(Dataset records)
● ● ●
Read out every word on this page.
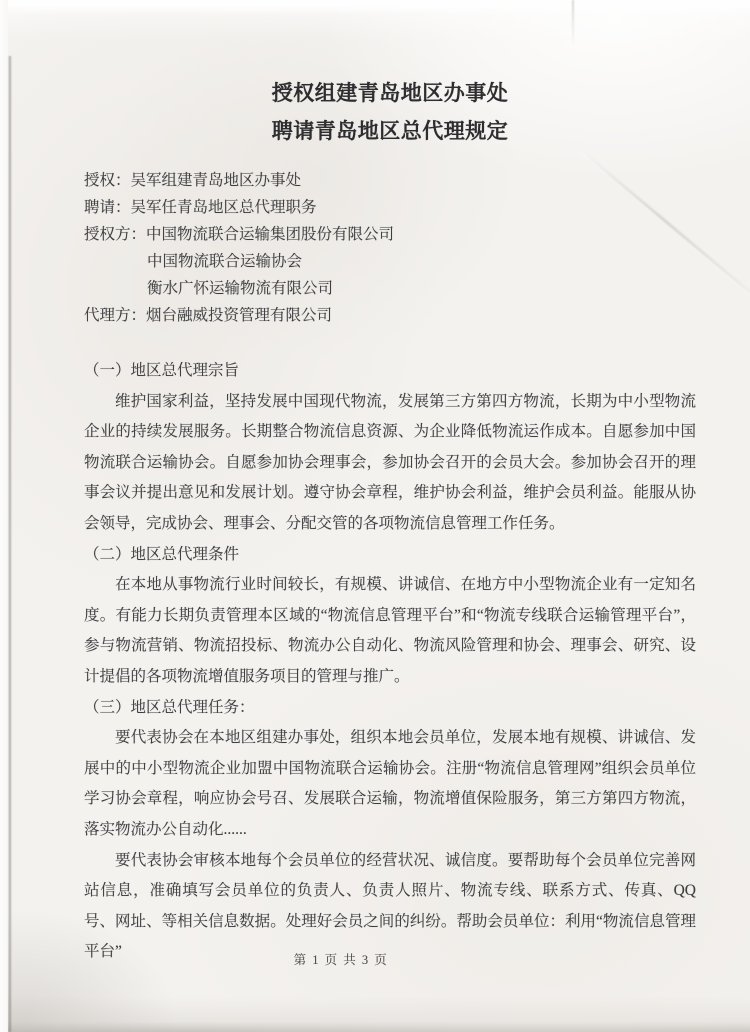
授权组建青岛地区办事处
聘请青岛地区总代理规定
授权：吴军组建青岛地区办事处
聘请：吴军任青岛地区总代理职务
授权方：中国物流联合运输集团股份有限公司
中国物流联合运输协会
衡水广怀运输物流有限公司
代理方：烟台融威投资管理有限公司
（一）地区总代理宗旨
维护国家利益，坚持发展中国现代物流，发展第三方第四方物流，长期为中小型物流企业的持续发展服务。长期整合物流信息资源、为企业降低物流运作成本。自愿参加中国物流联合运输协会。自愿参加协会理事会，参加协会召开的会员大会。参加协会召开的理事会议并提出意见和发展计划。遵守协会章程，维护协会利益，维护会员利益。能服从协会领导，完成协会、理事会、分配交管的各项物流信息管理工作任务。
（二）地区总代理条件
在本地从事物流行业时间较长，有规模、讲诚信、在地方中小型物流企业有一定知名度。有能力长期负责管理本区域的“物流信息管理平台”和“物流专线联合运输管理平台”，参与物流营销、物流招投标、物流办公自动化、物流风险管理和协会、理事会、研究、设计提倡的各项物流增值服务项目的管理与推广。
（三）地区总代理任务：
要代表协会在本地区组建办事处，组织本地会员单位，发展本地有规模、讲诚信、发展中的中小型物流企业加盟中国物流联合运输协会。注册“物流信息管理网”组织会员单位学习协会章程，响应协会号召、发展联合运输，物流增值保险服务，第三方第四方物流，落实物流办公自动化......
要代表协会审核本地每个会员单位的经营状况、诚信度。要帮助每个会员单位完善网站信息，准确填写会员单位的负责人、负责人照片、物流专线、联系方式、传真、QQ 号、网址、等相关信息数据。处理好会员之间的纠纷。帮助会员单位：利用“物流信息管理平台”	第 1 页 共 3 页
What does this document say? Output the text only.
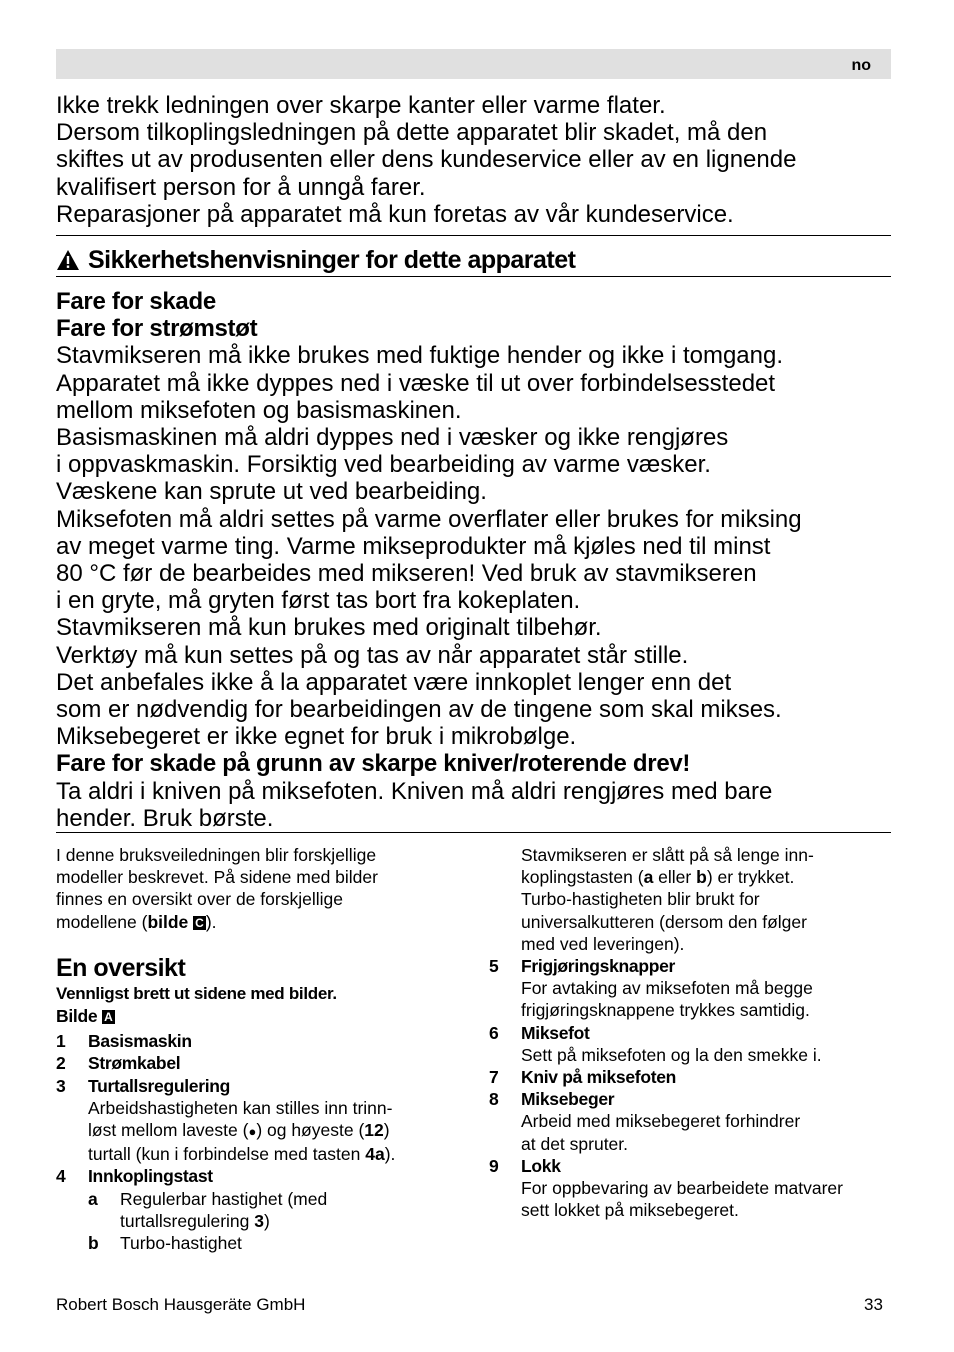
no

Ikke trekk ledningen over skarpe kanter eller varme flater.

Dersom tilkoplingsledningen på dette apparatet blir skadet, må den

skiftes ut av produsenten eller dens kundeservice eller av en lignende

kvalifisert person for å unngå farer.

Reparasjoner på apparatet må kun foretas av vår kundeservice.

Sikkerhetshenvisninger for dette apparatet

Fare for skade

Fare for strømstøt

Stavmikseren må ikke brukes med fuktige hender og ikke i tomgang.

Apparatet må ikke dyppes ned i væske til ut over forbindelsesstedet

mellom miksefoten og basismaskinen.

Basismaskinen må aldri dyppes ned i væsker og ikke rengjøres

i oppvaskmaskin. Forsiktig ved bearbeiding av varme væsker.

Væskene kan sprute ut ved bearbeiding.

Miksefoten må aldri settes på varme overflater eller brukes for miksing

av meget varme ting. Varme mikseprodukter må kjøles ned til minst

80 °C før de bearbeides med mikseren! Ved bruk av stavmikseren

i en gryte, må gryten først tas bort fra kokeplaten.

Stavmikseren må kun brukes med originalt tilbehør.

Verktøy må kun settes på og tas av når apparatet står stille.

Det anbefales ikke å la apparatet være innkoplet lenger enn det

som er nødvendig for bearbeidingen av de tingene som skal mikses.

Miksebegeret er ikke egnet for bruk i mikrobølge.

Fare for skade på grunn av skarpe kniver/roterende drev!

Ta aldri i kniven på miksefoten. Kniven må aldri rengjøres med bare

hender. Bruk børste.

I denne bruksveiledningen blir forskjellige

modeller beskrevet. På sidene med bilder

finnes en oversikt over de forskjellige

modellene (bilde C ).

En oversikt

Vennligst brett ut sidene med bilder.

Bilde A

1	Basismaskin
2	Strømkabel
3	Turtallsregulering
Arbeidshastigheten kan stilles inn trinn-
løst mellom laveste (●) og høyeste (12)
turtall (kun i forbindelse med tasten 4a).
4	Innkoplingstast
a	Regulerbar hastighet (med
turtallsregulering 3)
b	Turbo-hastighet
Stavmikseren er slått på så lenge inn-
koplingstasten (a eller b) er trykket.
Turbo-hastigheten blir brukt for
universalkutteren (dersom den følger
med ved leveringen).
5	Frigjøringsknapper
For avtaking av miksefoten må begge
frigjøringsknappene trykkes samtidig.
6	Miksefot
Sett på miksefoten og la den smekke i.
7	Kniv på miksefoten
8	Miksebeger
Arbeid med miksebegeret forhindrer
at det spruter.
9	Lokk
For oppbevaring av bearbeidete matvarer
sett lokket på miksebegeret.
Robert Bosch Hausgeräte GmbH	33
● ● ●
The records above need to be given again exactly. Omit the pictures.

> _The solution_
Read out every word on this page.
授权组建青岛地区办事处
聘请青岛地区总代理规定
授权：吴军组建青岛地区办事处
聘请：吴军任青岛地区总代理职务
授权方：中国物流联合运输集团股份有限公司
中国物流联合运输协会
衡水广怀运输物流有限公司
代理方：烟台融威投资管理有限公司
（一）地区总代理宗旨
维护国家利益，坚持发展中国现代物流，发展第三方第四方物流，长期为中小型物流企业的持续发展服务。长期整合物流信息资源、为企业降低物流运作成本。自愿参加中国物流联合运输协会。自愿参加协会理事会，参加协会召开的会员大会。参加协会召开的理事会议并提出意见和发展计划。遵守协会章程，维护协会利益，维护会员利益。能服从协会领导，完成协会、理事会、分配交管的各项物流信息管理工作任务。
（二）地区总代理条件
在本地从事物流行业时间较长，有规模、讲诚信、在地方中小型物流企业有一定知名度。有能力长期负责管理本区域的“物流信息管理平台”和“物流专线联合运输管理平台”，参与物流营销、物流招投标、物流办公自动化、物流风险管理和协会、理事会、研究、设计提倡的各项物流增值服务项目的管理与推广。
（三）地区总代理任务：
要代表协会在本地区组建办事处，组织本地会员单位，发展本地有规模、讲诚信、发展中的中小型物流企业加盟中国物流联合运输协会。注册“物流信息管理网”组织会员单位学习协会章程，响应协会号召、发展联合运输，物流增值保险服务，第三方第四方物流，落实物流办公自动化......
要代表协会审核本地每个会员单位的经营状况、诚信度。要帮助每个会员单位完善网站信息，准确填写会员单位的负责人、负责人照片、物流专线、联系方式、传真、QQ 号、网址、等相关信息数据。处理好会员之间的纠纷。帮助会员单位：利用“物流信息管理平台”	第 1 页 共 3 页
What does this document say? Output the text only.
no

Ikke trekk ledningen over skarpe kanter eller varme flater.

Dersom tilkoplingsledningen på dette apparatet blir skadet, må den

skiftes ut av produsenten eller dens kundeservice eller av en lignende

kvalifisert person for å unngå farer.

Reparasjoner på apparatet må kun foretas av vår kundeservice.

Sikkerhetshenvisninger for dette apparatet

Fare for skade

Fare for strømstøt

Stavmikseren må ikke brukes med fuktige hender og ikke i tomgang.

Apparatet må ikke dyppes ned i væske til ut over forbindelsesstedet

mellom miksefoten og basismaskinen.

Basismaskinen må aldri dyppes ned i væsker og ikke rengjøres

i oppvaskmaskin. Forsiktig ved bearbeiding av varme væsker.

Væskene kan sprute ut ved bearbeiding.

Miksefoten må aldri settes på varme overflater eller brukes for miksing

av meget varme ting. Varme mikseprodukter må kjøles ned til minst

80 °C før de bearbeides med mikseren! Ved bruk av stavmikseren

i en gryte, må gryten først tas bort fra kokeplaten.

Stavmikseren må kun brukes med originalt tilbehør.

Verktøy må kun settes på og tas av når apparatet står stille.

Det anbefales ikke å la apparatet være innkoplet lenger enn det

som er nødvendig for bearbeidingen av de tingene som skal mikses.

Miksebegeret er ikke egnet for bruk i mikrobølge.

Fare for skade på grunn av skarpe kniver/roterende drev!

Ta aldri i kniven på miksefoten. Kniven må aldri rengjøres med bare

hender. Bruk børste.

I denne bruksveiledningen blir forskjellige

modeller beskrevet. På sidene med bilder

finnes en oversikt over de forskjellige

modellene (bilde C ).

En oversikt

Vennligst brett ut sidene med bilder.

Bilde A

1	Basismaskin
2	Strømkabel
3	Turtallsregulering
Arbeidshastigheten kan stilles inn trinn-
løst mellom laveste (●) og høyeste (12)
turtall (kun i forbindelse med tasten 4a).
4	Innkoplingstast
a	Regulerbar hastighet (med
turtallsregulering 3)
b	Turbo-hastighet
Stavmikseren er slått på så lenge inn-
koplingstasten (a eller b) er trykket.
Turbo-hastigheten blir brukt for
universalkutteren (dersom den følger
med ved leveringen).
5	Frigjøringsknapper
For avtaking av miksefoten må begge
frigjøringsknappene trykkes samtidig.
6	Miksefot
Sett på miksefoten og la den smekke i.
7	Kniv på miksefoten
8	Miksebeger
Arbeid med miksebegeret forhindrer
at det spruter.
9	Lokk
For oppbevaring av bearbeidete matvarer
sett lokket på miksebegeret.
Robert Bosch Hausgeräte GmbH	33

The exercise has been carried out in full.